Given records
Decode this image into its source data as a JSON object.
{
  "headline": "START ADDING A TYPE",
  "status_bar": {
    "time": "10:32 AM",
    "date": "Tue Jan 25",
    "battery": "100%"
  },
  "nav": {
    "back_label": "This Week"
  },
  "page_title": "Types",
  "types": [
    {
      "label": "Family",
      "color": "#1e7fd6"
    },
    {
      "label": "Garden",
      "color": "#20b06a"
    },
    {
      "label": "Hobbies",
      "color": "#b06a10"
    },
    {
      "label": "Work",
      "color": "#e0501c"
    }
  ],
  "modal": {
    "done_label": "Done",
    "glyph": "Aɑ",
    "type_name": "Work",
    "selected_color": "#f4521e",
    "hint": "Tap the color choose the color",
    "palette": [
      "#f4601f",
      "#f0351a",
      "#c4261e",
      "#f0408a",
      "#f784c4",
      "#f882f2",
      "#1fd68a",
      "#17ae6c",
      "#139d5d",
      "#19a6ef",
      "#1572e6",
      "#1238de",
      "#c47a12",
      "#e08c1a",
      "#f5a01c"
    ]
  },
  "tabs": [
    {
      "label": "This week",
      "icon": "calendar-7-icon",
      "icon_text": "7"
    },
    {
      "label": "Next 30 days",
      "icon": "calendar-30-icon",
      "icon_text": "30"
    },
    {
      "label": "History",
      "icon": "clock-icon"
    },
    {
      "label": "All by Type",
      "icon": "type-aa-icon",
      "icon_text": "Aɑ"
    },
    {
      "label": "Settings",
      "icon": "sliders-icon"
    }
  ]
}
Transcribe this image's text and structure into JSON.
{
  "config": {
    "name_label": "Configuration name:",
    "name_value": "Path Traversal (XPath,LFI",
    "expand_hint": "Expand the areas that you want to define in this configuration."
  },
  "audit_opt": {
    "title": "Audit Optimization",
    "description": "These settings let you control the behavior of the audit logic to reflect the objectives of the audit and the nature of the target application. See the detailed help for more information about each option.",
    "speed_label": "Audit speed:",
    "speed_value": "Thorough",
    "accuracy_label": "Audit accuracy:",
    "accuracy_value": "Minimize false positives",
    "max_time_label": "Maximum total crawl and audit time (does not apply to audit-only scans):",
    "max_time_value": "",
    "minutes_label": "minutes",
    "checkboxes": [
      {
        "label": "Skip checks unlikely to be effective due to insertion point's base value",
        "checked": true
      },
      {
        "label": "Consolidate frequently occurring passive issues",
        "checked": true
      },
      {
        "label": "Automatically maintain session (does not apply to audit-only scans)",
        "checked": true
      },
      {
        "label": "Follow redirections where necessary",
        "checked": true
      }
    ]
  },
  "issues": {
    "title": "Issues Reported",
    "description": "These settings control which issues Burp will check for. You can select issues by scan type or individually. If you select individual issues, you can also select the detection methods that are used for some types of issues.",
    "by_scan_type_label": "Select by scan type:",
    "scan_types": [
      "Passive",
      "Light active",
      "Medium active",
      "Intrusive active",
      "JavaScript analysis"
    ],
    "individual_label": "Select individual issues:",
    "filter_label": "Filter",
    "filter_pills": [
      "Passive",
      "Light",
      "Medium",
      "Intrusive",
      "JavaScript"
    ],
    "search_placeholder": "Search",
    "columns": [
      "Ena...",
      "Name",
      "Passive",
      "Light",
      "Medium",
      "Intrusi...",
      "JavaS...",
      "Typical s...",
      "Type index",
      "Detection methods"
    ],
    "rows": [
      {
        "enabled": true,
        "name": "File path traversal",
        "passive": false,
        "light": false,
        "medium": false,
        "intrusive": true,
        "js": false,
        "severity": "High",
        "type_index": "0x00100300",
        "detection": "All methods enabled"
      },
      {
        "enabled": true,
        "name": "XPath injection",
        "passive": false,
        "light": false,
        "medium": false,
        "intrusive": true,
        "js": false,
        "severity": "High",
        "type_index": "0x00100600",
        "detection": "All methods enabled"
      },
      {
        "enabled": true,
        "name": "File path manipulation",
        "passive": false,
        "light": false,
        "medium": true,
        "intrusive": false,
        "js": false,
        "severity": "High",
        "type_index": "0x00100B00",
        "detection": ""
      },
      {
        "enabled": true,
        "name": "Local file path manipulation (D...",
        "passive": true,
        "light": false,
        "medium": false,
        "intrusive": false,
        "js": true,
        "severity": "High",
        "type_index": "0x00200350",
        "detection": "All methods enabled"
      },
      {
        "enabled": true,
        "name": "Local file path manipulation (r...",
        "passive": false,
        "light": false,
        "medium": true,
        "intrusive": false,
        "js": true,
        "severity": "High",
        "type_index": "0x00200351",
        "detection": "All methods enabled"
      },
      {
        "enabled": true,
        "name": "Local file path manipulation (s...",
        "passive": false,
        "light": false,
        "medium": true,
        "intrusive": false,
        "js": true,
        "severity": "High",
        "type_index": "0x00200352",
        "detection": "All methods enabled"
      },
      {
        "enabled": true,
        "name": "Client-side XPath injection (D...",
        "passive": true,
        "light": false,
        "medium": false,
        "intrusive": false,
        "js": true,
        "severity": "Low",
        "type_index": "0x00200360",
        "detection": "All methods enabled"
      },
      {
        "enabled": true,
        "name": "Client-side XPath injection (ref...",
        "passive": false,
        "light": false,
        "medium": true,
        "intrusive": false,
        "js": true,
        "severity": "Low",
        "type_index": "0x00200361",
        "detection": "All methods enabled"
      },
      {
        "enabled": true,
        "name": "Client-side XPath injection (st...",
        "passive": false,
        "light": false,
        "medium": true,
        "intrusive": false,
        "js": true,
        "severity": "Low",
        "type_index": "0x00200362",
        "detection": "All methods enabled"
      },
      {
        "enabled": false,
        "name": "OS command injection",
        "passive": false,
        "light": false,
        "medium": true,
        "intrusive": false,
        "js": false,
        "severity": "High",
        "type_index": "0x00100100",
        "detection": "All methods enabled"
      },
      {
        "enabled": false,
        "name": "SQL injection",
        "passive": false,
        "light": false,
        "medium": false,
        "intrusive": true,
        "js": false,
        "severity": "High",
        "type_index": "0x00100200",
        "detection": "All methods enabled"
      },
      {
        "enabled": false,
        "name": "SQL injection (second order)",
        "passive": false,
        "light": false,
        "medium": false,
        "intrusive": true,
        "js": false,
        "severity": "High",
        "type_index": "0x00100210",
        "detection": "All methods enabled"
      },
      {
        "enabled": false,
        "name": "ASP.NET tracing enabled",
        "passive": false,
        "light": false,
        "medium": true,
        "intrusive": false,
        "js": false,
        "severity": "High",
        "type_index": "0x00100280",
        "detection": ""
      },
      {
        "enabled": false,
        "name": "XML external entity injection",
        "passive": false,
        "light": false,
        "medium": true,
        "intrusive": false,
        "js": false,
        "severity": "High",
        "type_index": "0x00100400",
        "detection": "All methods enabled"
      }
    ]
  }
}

Task brief
Each line in the material above must be retyped without alteration.

Exercise output
Decode this image into its source data as a JSON object.
{
  "headline": "START ADDING A TYPE",
  "status_bar": {
    "time": "10:32 AM",
    "date": "Tue Jan 25",
    "battery": "100%"
  },
  "nav": {
    "back_label": "This Week"
  },
  "page_title": "Types",
  "types": [
    {
      "label": "Family",
      "color": "#1e7fd6"
    },
    {
      "label": "Garden",
      "color": "#20b06a"
    },
    {
      "label": "Hobbies",
      "color": "#b06a10"
    },
    {
      "label": "Work",
      "color": "#e0501c"
    }
  ],
  "modal": {
    "done_label": "Done",
    "glyph": "Aɑ",
    "type_name": "Work",
    "selected_color": "#f4521e",
    "hint": "Tap the color choose the color",
    "palette": [
      "#f4601f",
      "#f0351a",
      "#c4261e",
      "#f0408a",
      "#f784c4",
      "#f882f2",
      "#1fd68a",
      "#17ae6c",
      "#139d5d",
      "#19a6ef",
      "#1572e6",
      "#1238de",
      "#c47a12",
      "#e08c1a",
      "#f5a01c"
    ]
  },
  "tabs": [
    {
      "label": "This week",
      "icon": "calendar-7-icon",
      "icon_text": "7"
    },
    {
      "label": "Next 30 days",
      "icon": "calendar-30-icon",
      "icon_text": "30"
    },
    {
      "label": "History",
      "icon": "clock-icon"
    },
    {
      "label": "All by Type",
      "icon": "type-aa-icon",
      "icon_text": "Aɑ"
    },
    {
      "label": "Settings",
      "icon": "sliders-icon"
    }
  ]
}
Transcribe this image's text and structure into JSON.
{
  "config": {
    "name_label": "Configuration name:",
    "name_value": "Path Traversal (XPath,LFI",
    "expand_hint": "Expand the areas that you want to define in this configuration."
  },
  "audit_opt": {
    "title": "Audit Optimization",
    "description": "These settings let you control the behavior of the audit logic to reflect the objectives of the audit and the nature of the target application. See the detailed help for more information about each option.",
    "speed_label": "Audit speed:",
    "speed_value": "Thorough",
    "accuracy_label": "Audit accuracy:",
    "accuracy_value": "Minimize false positives",
    "max_time_label": "Maximum total crawl and audit time (does not apply to audit-only scans):",
    "max_time_value": "",
    "minutes_label": "minutes",
    "checkboxes": [
      {
        "label": "Skip checks unlikely to be effective due to insertion point's base value",
        "checked": true
      },
      {
        "label": "Consolidate frequently occurring passive issues",
        "checked": true
      },
      {
        "label": "Automatically maintain session (does not apply to audit-only scans)",
        "checked": true
      },
      {
        "label": "Follow redirections where necessary",
        "checked": true
      }
    ]
  },
  "issues": {
    "title": "Issues Reported",
    "description": "These settings control which issues Burp will check for. You can select issues by scan type or individually. If you select individual issues, you can also select the detection methods that are used for some types of issues.",
    "by_scan_type_label": "Select by scan type:",
    "scan_types": [
      "Passive",
      "Light active",
      "Medium active",
      "Intrusive active",
      "JavaScript analysis"
    ],
    "individual_label": "Select individual issues:",
    "filter_label": "Filter",
    "filter_pills": [
      "Passive",
      "Light",
      "Medium",
      "Intrusive",
      "JavaScript"
    ],
    "search_placeholder": "Search",
    "columns": [
      "Ena...",
      "Name",
      "Passive",
      "Light",
      "Medium",
      "Intrusi...",
      "JavaS...",
      "Typical s...",
      "Type index",
      "Detection methods"
    ],
    "rows": [
      {
        "enabled": true,
        "name": "File path traversal",
        "passive": false,
        "light": false,
        "medium": false,
        "intrusive": true,
        "js": false,
        "severity": "High",
        "type_index": "0x00100300",
        "detection": "All methods enabled"
      },
      {
        "enabled": true,
        "name": "XPath injection",
        "passive": false,
        "light": false,
        "medium": false,
        "intrusive": true,
        "js": false,
        "severity": "High",
        "type_index": "0x00100600",
        "detection": "All methods enabled"
      },
      {
        "enabled": true,
        "name": "File path manipulation",
        "passive": false,
        "light": false,
        "medium": true,
        "intrusive": false,
        "js": false,
        "severity": "High",
        "type_index": "0x00100B00",
        "detection": ""
      },
      {
        "enabled": true,
        "name": "Local file path manipulation (D...",
        "passive": true,
        "light": false,
        "medium": false,
        "intrusive": false,
        "js": true,
        "severity": "High",
        "type_index": "0x00200350",
        "detection": "All methods enabled"
      },
      {
        "enabled": true,
        "name": "Local file path manipulation (r...",
        "passive": false,
        "light": false,
        "medium": true,
        "intrusive": false,
        "js": true,
        "severity": "High",
        "type_index": "0x00200351",
        "detection": "All methods enabled"
      },
      {
        "enabled": true,
        "name": "Local file path manipulation (s...",
        "passive": false,
        "light": false,
        "medium": true,
        "intrusive": false,
        "js": true,
        "severity": "High",
        "type_index": "0x00200352",
        "detection": "All methods enabled"
      },
      {
        "enabled": true,
        "name": "Client-side XPath injection (D...",
        "passive": true,
        "light": false,
        "medium": false,
        "intrusive": false,
        "js": true,
        "severity": "Low",
        "type_index": "0x00200360",
        "detection": "All methods enabled"
      },
      {
        "enabled": true,
        "name": "Client-side XPath injection (ref...",
        "passive": false,
        "light": false,
        "medium": true,
        "intrusive": false,
        "js": true,
        "severity": "Low",
        "type_index": "0x00200361",
        "detection": "All methods enabled"
      },
      {
        "enabled": true,
        "name": "Client-side XPath injection (st...",
        "passive": false,
        "light": false,
        "medium": true,
        "intrusive": false,
        "js": true,
        "severity": "Low",
        "type_index": "0x00200362",
        "detection": "All methods enabled"
      },
      {
        "enabled": false,
        "name": "OS command injection",
        "passive": false,
        "light": false,
        "medium": true,
        "intrusive": false,
        "js": false,
        "severity": "High",
        "type_index": "0x00100100",
        "detection": "All methods enabled"
      },
      {
        "enabled": false,
        "name": "SQL injection",
        "passive": false,
        "light": false,
        "medium": false,
        "intrusive": true,
        "js": false,
        "severity": "High",
        "type_index": "0x00100200",
        "detection": "All methods enabled"
      },
      {
        "enabled": false,
        "name": "SQL injection (second order)",
        "passive": false,
        "light": false,
        "medium": false,
        "intrusive": true,
        "js": false,
        "severity": "High",
        "type_index": "0x00100210",
        "detection": "All methods enabled"
      },
      {
        "enabled": false,
        "name": "ASP.NET tracing enabled",
        "passive": false,
        "light": false,
        "medium": true,
        "intrusive": false,
        "js": false,
        "severity": "High",
        "type_index": "0x00100280",
        "detection": ""
      },
      {
        "enabled": false,
        "name": "XML external entity injection",
        "passive": false,
        "light": false,
        "medium": true,
        "intrusive": false,
        "js": false,
        "severity": "High",
        "type_index": "0x00100400",
        "detection": "All methods enabled"
      }
    ]
  }
}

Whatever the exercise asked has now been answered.